Genotyping analysis of the CYP17 gene and the CYP19 gene
Peripheral blood was drawn from each patient and collected in an EDTA-containing tube. Genomic DNA was extracted from peripheral blood with DNA extractor WB kit (Wako Pure Chemical, Osaka, Japan) (Obayashi et al., 1999) according to the manufacturer's instructions.
Genotyping of the MspA1 polymorphism in the 5' untranslated region of the CYP17 gene was determined by PCRRFLP analysis, as previously described (Carey et al., 1994) with slight modifications. Briefly, an aliquot of 100 ng DNA was mixed with 1.0 µmol/l each of the primers (forward, 5'-CATTCGCACTCTGGAGTC-3'; reverse, 5'-AGGCTCTTGGGGTACTTG-3'), and 1.25 units Taq polymerase (Takara Premix Taq; Takara Biochemicals, Tokyo, Japan) with 0.4 µmol/l dNTPs in a total volume of 50 µl of PCR buffer provided by the manufacturer. The PCR procedure was as follows: an initial denaturation step at 95°C for 5 min, and then amplified for 30 cycles at 94°C for 1 min, 60°C for 1 min and 72°C for 1 min, followed by a final extension step at 72°C for 5 min. The PCR products were digested with restriction enzyme MspA1 (Promega Corp., Madison, WI, USA), separated by 3% agarose gel electrophoresis and identified with ethidium bromide staining.

◇ ◇ ◇ ◇ ◇ ◇ ◇

§ **WHAT TO DO**:
- a) Reproduce the genotyping methods text between "Genotyping analysis of" and "the manufacturer's instructions.", inclusive.
- b) Please resume the genotyping methods text, starting after its final sentence.
The listing has no connection to the genotyping methods text.

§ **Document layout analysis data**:
◇ ◇ ◇ ◇ ◇ ◇ ◇

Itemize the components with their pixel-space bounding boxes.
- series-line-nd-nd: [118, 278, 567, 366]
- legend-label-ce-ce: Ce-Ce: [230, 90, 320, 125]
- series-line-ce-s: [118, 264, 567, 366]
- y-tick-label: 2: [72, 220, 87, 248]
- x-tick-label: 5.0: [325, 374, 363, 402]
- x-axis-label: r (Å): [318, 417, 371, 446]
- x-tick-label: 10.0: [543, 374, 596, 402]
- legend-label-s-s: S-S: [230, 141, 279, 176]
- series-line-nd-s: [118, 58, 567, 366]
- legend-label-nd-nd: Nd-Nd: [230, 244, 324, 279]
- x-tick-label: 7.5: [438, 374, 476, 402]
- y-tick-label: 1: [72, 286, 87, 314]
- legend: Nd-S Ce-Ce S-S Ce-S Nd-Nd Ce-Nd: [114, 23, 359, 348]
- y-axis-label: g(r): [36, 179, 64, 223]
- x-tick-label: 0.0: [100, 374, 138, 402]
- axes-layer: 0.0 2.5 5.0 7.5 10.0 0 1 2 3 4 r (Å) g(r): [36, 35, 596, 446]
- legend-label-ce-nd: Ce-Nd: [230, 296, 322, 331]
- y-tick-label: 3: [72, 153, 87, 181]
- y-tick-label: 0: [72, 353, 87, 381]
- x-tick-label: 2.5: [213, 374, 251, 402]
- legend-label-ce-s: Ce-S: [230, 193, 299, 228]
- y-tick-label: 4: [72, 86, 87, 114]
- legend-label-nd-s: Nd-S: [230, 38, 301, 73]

◇ ◇ ◇ ◇ ◇ ◇ ◇

§ **ANSWERS FOR EACH ITEM**:
- a)
Genotyping analysis of the CYP17 gene and the CYP19 gene
Peripheral blood was drawn from each patient and collected in an EDTA-containing tube. Genomic DNA was extracted from peripheral blood with DNA extractor WB kit (Wako Pure Chemical, Osaka, Japan) (Obayashi et al., 1999) according to the manufacturer's instructions.

- b)
For the detection of the tetranucleotide (TTTA) repeat polymorphism in the intron 4 of the CYP19 gene including the 3 bp I/D polymorphism region at the 50 bp upstream of the (TTTA)n tract, a set of the primers as previously described (Kurosaki et al., 1997) (forward, 5'-GCAGGTACTTAGTTAGCTAC-3'; reverse, 5'-TTACAGTGAGCCAAGGTCGT-3') was used. The forward primer was 5'-labelled with a fluorescent dye (FAM, 5-carboxy-fluorescein) for automated fragment analysis. An aliquot of 50 ng of DNA was mixed with 1.25 µmol/l each of the primers, 1.25 U Taq polymerase (Takara Biochemicals) with 0.4 µmol/l dNTPs. The PCR amplification was carried out for 30 cycles (denaturation at 94°C for 1 min, annealing at 58°C for 1 min and extension at 72°C for 1 min). In order to determine the absolute allele sizes in bp, amplified products were subjected to rapid fragment detection using the ABI Prism 377 DNA sequencing system (PE Applied Biosystems, Foster City, CA, USA) and Genescan Analysis software (PE Applied Biosystems) with a 4% polyacrylamide gel. Fragment sizes were determined by comparison with internal lane size standards, Genescan-500 Rox dye (PE Applied Biosystems). Aliquots of the DNA products were sequenced by the dye terminator method using a model 100 DNA analyser (PE Applied Biosystems) and the sequences were confirmed to be equal to previously published descriptions (Kurosaki et al., 1997
).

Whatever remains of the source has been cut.